**EXCERPTED PASSAGE**
PIRATE Kickflip


Joined: 11 Jul 2006 Posts: 2652
|
Posted: Aug 23, 2007 1:21 pm Post subject: |
|
|
OC weekly : First page of about 5
The First Jesus FreakA pot-smokin', LSD-droppin' seeker turned Calvary
Chapel into a household name. So why is Lonnie Frisbee missing from
church history?
By MATT COKER
Thursday, March 3, 2005 - 12:00 am
Lonnie Frisbee put the freak in Jesus freak. With his long brown hair,
long craggily beard, dusty clothing, scent of Mary Jane and glint of his
last LSD trip in his eyes, he showed up out of nowhere, at the height of
the '60s, literally on Chuck Smith's doorstep.
Smith was just another conservative Orange County pastor. He'd moved
from a small church in Corona to an even smaller one in Costa Mesa, yet
had impressively boosted membership from three people to more than 200.
According to a scratchy recording of Smith's voice in a new documentary,
the pastor would look at "dirty hippies" and wonder, "Why don't you take
a bath?" But his front-porch meeting with Frisbee in 1968 was awash in
the wonderful coincidences Christians point to as proof of God working
in mysterious ways. The hippie was fresh off an LSD-juiced vision in
which God told him he'd turn hordes of young people on to Christ.
Smith's wife, Kay, had just had a vision of her own: that her husband's
church would reach out to those damn (but not necessarily damned) dirty
hippies. "I turned and saw the tears streaming down her face," Smith
says on the recording, "and I could see she was praying." So he asked
his daughter's boyfriend to pull a random hippie off the street, bring
him to the pastor's home and let him get inside the Flower Child
mindset. Along Fair Drive in Costa Mesa, the boyfriend picked up a
hitchhiker with flowing brown hair, flowing scraggily beard and a Bible
clutched against his dusty shirt. The random hippie was Lonnie Frisbee.
Before long, the two men bonded. Despite his misgivings about hippie
hygiene, Smith was always fascinated by the peace-and-love rhetoric. And
this kid's Bible knowledge impressed him. Frisbee saw in Smith a
much-desired father figure. They went on to stand side by side off
Little Corona beach, dunking thousands of young people in the chilly
waters for the most informal and joyous of baptisms. At his Calvary
Chapel, Smith taught about the End Times on Monday nights and Frisbee
packed in the hippies on Wednesday nights. Church membership
skyrocketed. Young people around the land heard about "the hippie
preacher in Costa Mesa" who was goofy, brusque and looked as if he's
just walked out of the Bible. "People say I look like Jesus," he once
said, "and I can't think of anyone else I'd rather look like."

**DATASET EXTRACT**
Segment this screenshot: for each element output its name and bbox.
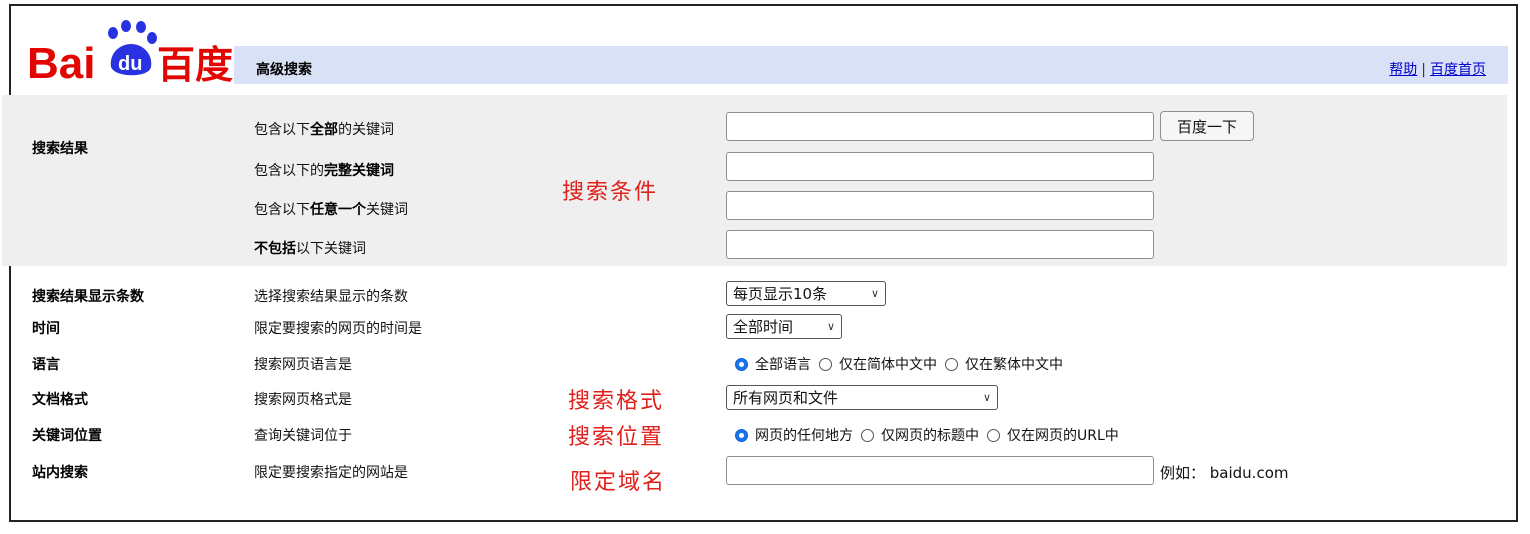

**WHAT IS BEING ASKED**
Repeat the article about Lonnie Frisbee word for word, from "PIRATE Kickflip" up to and including "church history?". The data stands apart from the article about Lonnie Frisbee.

**RESPONSE TO THIS EXERCISE**
PIRATE Kickflip


Joined: 11 Jul 2006 Posts: 2652
|
Posted: Aug 23, 2007 1:21 pm Post subject: |
|
|
OC weekly : First page of about 5
The First Jesus FreakA pot-smokin', LSD-droppin' seeker turned Calvary
Chapel into a household name. So why is Lonnie Frisbee missing from
church history?